*THE PROBLEM*. Write every record out again exactly, and keep images out of it.

:: DATA SHOWN

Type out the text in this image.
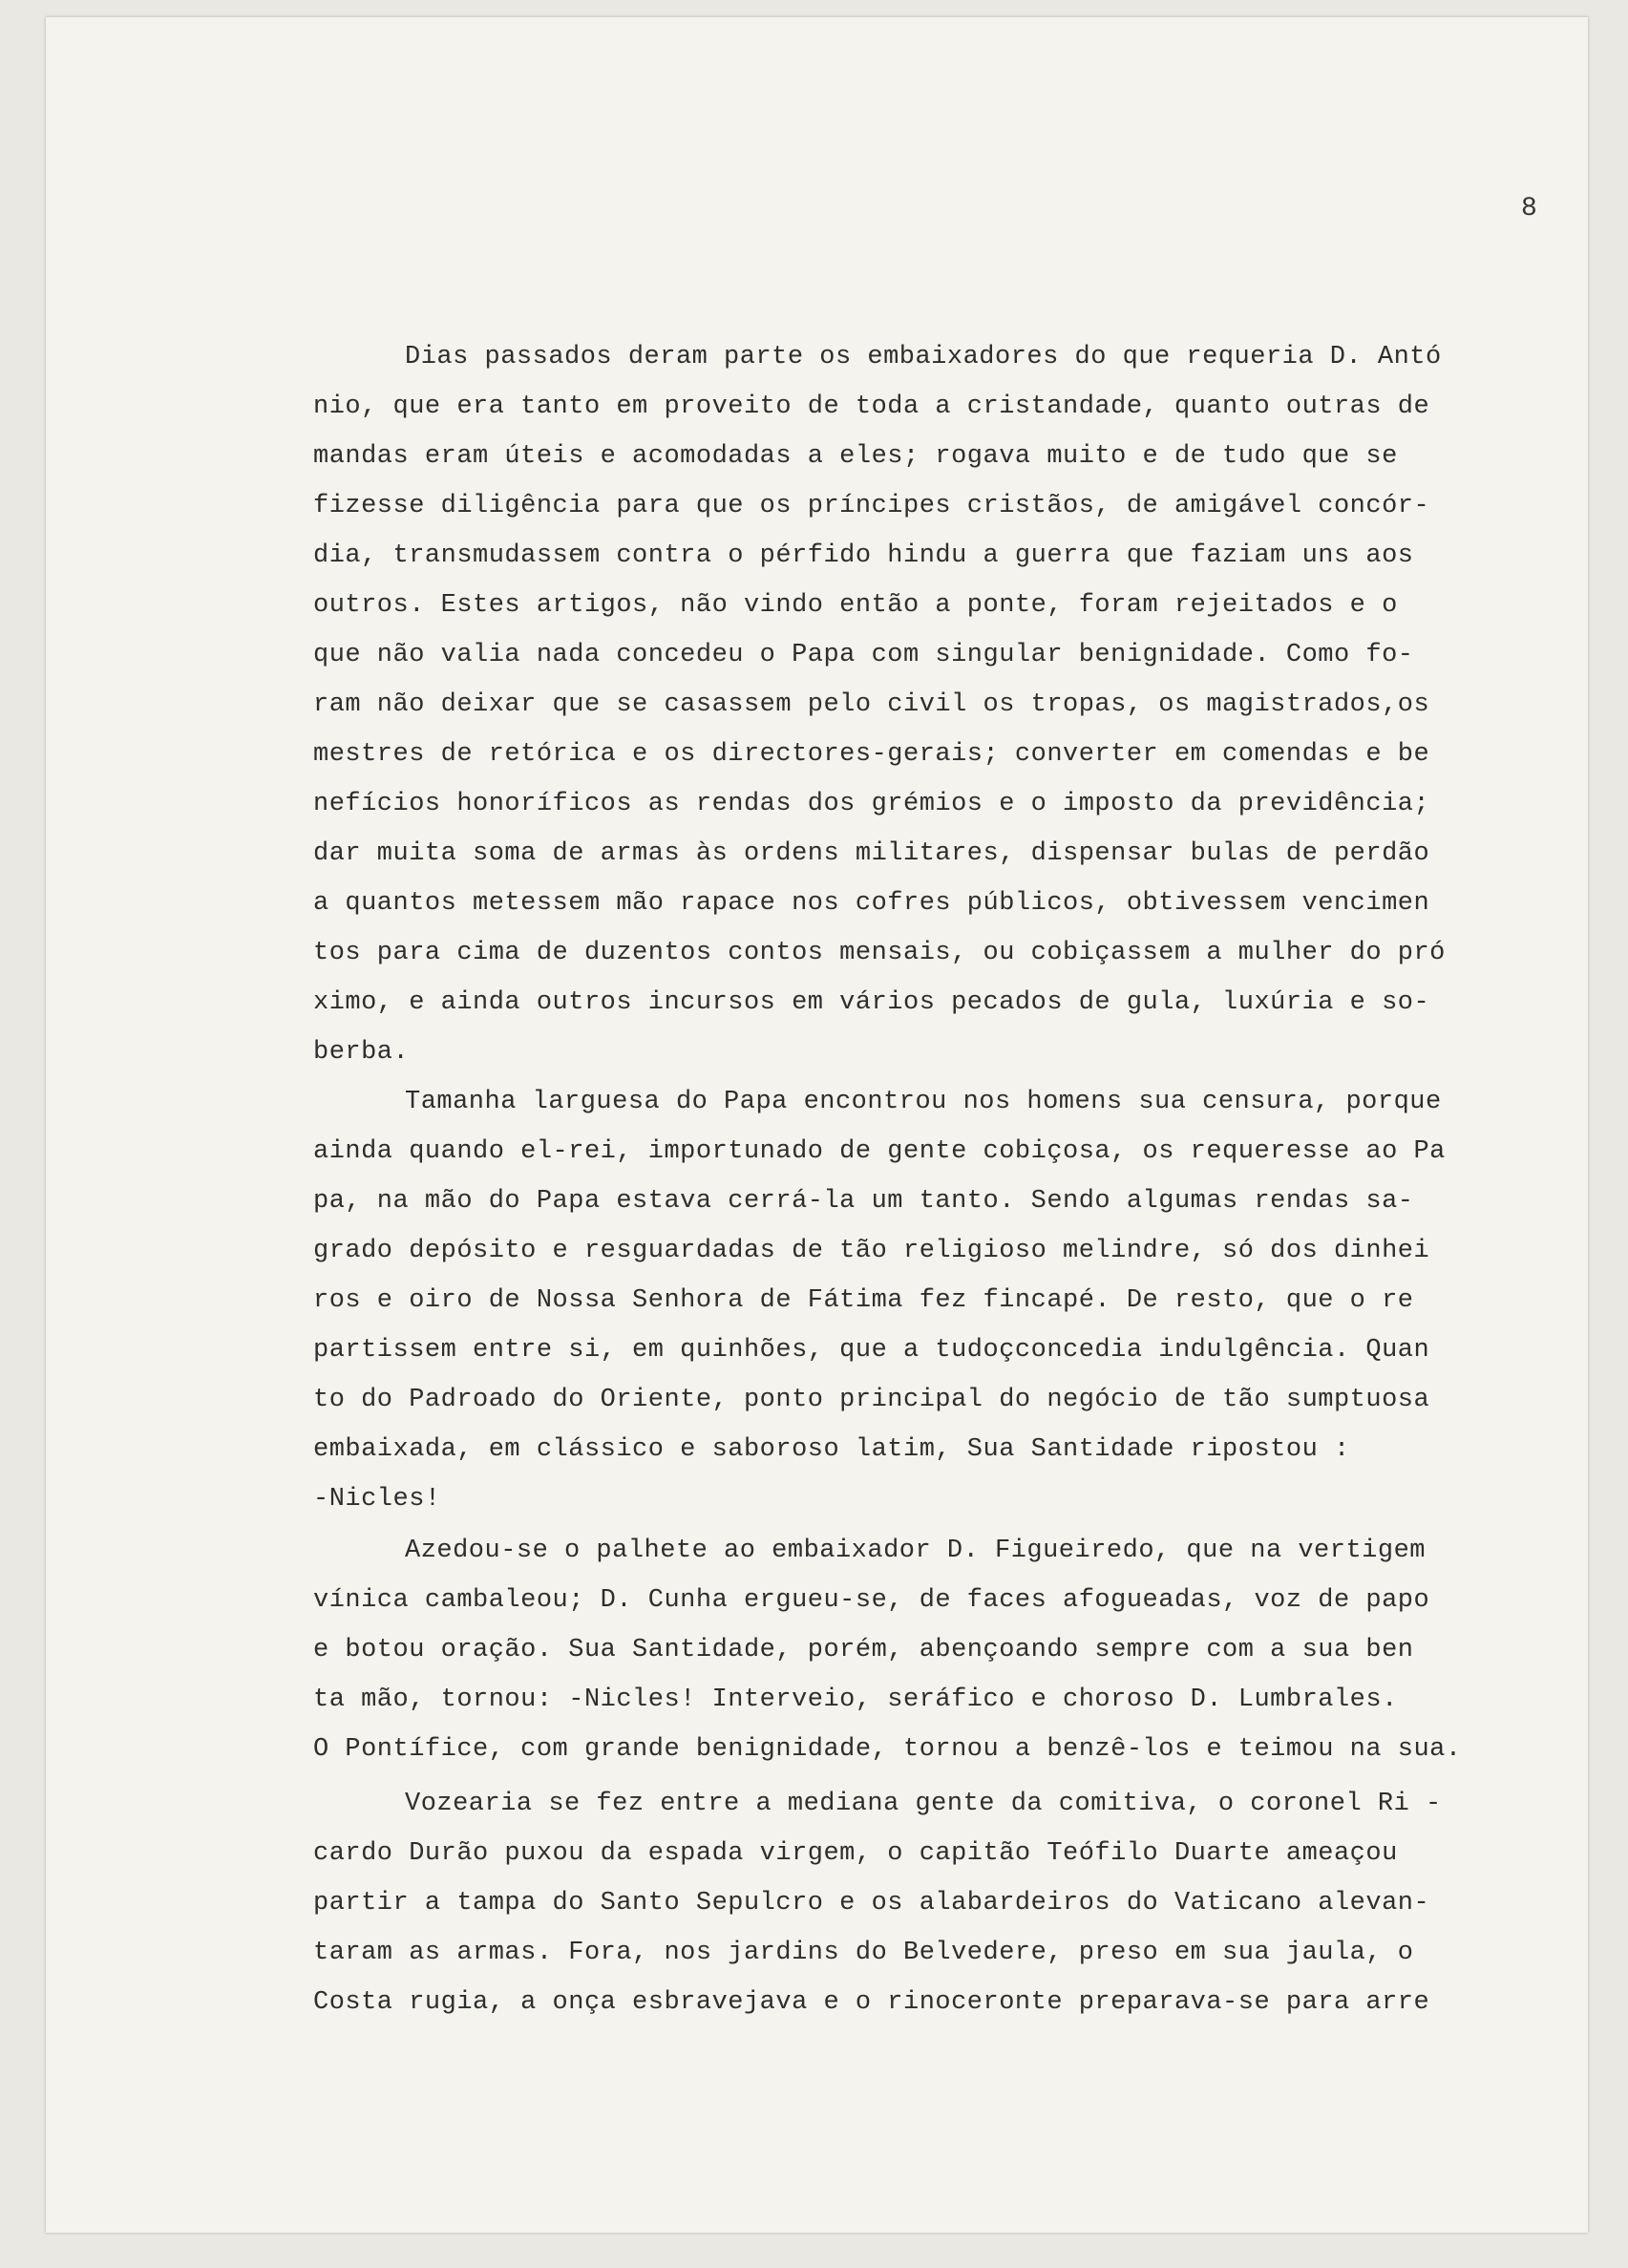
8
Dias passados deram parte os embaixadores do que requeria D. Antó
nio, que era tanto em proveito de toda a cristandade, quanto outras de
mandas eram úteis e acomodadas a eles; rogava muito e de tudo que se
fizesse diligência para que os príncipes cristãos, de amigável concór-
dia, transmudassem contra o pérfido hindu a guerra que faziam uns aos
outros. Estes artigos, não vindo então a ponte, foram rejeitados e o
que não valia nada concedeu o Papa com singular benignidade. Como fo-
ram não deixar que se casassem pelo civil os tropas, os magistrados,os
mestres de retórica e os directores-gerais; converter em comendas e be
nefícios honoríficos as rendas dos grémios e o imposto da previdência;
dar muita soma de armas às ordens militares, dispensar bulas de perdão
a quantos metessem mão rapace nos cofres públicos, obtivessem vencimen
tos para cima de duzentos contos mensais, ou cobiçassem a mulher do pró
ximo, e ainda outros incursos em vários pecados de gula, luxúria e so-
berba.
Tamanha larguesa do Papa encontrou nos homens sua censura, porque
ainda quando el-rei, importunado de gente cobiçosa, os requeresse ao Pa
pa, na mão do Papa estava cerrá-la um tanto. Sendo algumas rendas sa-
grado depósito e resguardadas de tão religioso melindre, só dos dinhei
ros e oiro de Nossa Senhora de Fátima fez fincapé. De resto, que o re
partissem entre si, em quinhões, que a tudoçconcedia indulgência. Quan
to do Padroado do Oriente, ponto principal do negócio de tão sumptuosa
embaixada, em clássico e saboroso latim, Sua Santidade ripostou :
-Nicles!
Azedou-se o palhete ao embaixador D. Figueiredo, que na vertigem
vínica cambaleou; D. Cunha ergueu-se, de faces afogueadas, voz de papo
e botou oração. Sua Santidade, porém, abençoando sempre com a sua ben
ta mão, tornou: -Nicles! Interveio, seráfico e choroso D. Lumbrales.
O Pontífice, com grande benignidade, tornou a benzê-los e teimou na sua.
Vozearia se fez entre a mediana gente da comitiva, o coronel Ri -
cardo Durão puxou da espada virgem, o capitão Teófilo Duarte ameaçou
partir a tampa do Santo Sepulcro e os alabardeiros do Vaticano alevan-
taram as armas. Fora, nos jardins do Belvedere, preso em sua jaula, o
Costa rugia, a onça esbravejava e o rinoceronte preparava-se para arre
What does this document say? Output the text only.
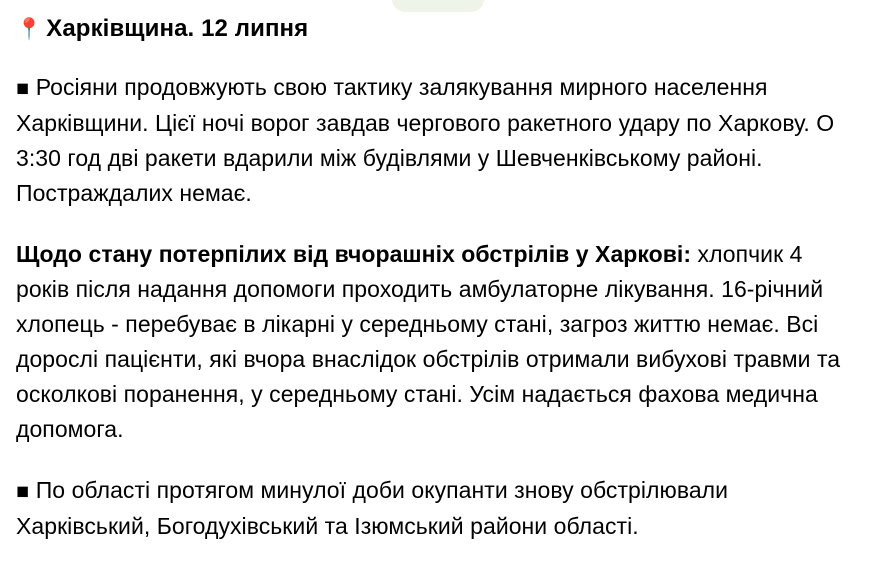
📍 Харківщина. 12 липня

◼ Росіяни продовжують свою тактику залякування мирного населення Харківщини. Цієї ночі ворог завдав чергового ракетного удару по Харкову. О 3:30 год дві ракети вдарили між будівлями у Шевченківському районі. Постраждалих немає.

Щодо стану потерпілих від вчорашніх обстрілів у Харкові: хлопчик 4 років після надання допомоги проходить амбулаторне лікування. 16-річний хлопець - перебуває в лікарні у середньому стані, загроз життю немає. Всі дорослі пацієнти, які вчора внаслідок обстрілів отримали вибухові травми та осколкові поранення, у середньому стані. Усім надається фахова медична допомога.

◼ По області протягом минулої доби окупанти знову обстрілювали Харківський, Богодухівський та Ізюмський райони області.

::::

*COMPLETE ANSWER*.
Type out the text in this image.
8
Dias passados deram parte os embaixadores do que requeria D. Antó
nio, que era tanto em proveito de toda a cristandade, quanto outras de
mandas eram úteis e acomodadas a eles; rogava muito e de tudo que se
fizesse diligência para que os príncipes cristãos, de amigável concór-
dia, transmudassem contra o pérfido hindu a guerra que faziam uns aos
outros. Estes artigos, não vindo então a ponte, foram rejeitados e o
que não valia nada concedeu o Papa com singular benignidade. Como fo-
ram não deixar que se casassem pelo civil os tropas, os magistrados,os
mestres de retórica e os directores-gerais; converter em comendas e be
nefícios honoríficos as rendas dos grémios e o imposto da previdência;
dar muita soma de armas às ordens militares, dispensar bulas de perdão
a quantos metessem mão rapace nos cofres públicos, obtivessem vencimen
tos para cima de duzentos contos mensais, ou cobiçassem a mulher do pró
ximo, e ainda outros incursos em vários pecados de gula, luxúria e so-
berba.
Tamanha larguesa do Papa encontrou nos homens sua censura, porque
ainda quando el-rei, importunado de gente cobiçosa, os requeresse ao Pa
pa, na mão do Papa estava cerrá-la um tanto. Sendo algumas rendas sa-
grado depósito e resguardadas de tão religioso melindre, só dos dinhei
ros e oiro de Nossa Senhora de Fátima fez fincapé. De resto, que o re
partissem entre si, em quinhões, que a tudoçconcedia indulgência. Quan
to do Padroado do Oriente, ponto principal do negócio de tão sumptuosa
embaixada, em clássico e saboroso latim, Sua Santidade ripostou :
-Nicles!
Azedou-se o palhete ao embaixador D. Figueiredo, que na vertigem
vínica cambaleou; D. Cunha ergueu-se, de faces afogueadas, voz de papo
e botou oração. Sua Santidade, porém, abençoando sempre com a sua ben
ta mão, tornou: -Nicles! Interveio, seráfico e choroso D. Lumbrales.
O Pontífice, com grande benignidade, tornou a benzê-los e teimou na sua.
Vozearia se fez entre a mediana gente da comitiva, o coronel Ri -
cardo Durão puxou da espada virgem, o capitão Teófilo Duarte ameaçou
partir a tampa do Santo Sepulcro e os alabardeiros do Vaticano alevan-
taram as armas. Fora, nos jardins do Belvedere, preso em sua jaula, o
Costa rugia, a onça esbravejava e o rinoceronte preparava-se para arre
What does this document say? Output the text only.
📍 Харківщина. 12 липня

◼ Росіяни продовжують свою тактику залякування мирного населення Харківщини. Цієї ночі ворог завдав чергового ракетного удару по Харкову. О 3:30 год дві ракети вдарили між будівлями у Шевченківському районі. Постраждалих немає.

Щодо стану потерпілих від вчорашніх обстрілів у Харкові: хлопчик 4 років після надання допомоги проходить амбулаторне лікування. 16-річний хлопець - перебуває в лікарні у середньому стані, загроз життю немає. Всі дорослі пацієнти, які вчора внаслідок обстрілів отримали вибухові травми та осколкові поранення, у середньому стані. Усім надається фахова медична допомога.

◼ По області протягом минулої доби окупанти знову обстрілювали Харківський, Богодухівський та Ізюмський райони області.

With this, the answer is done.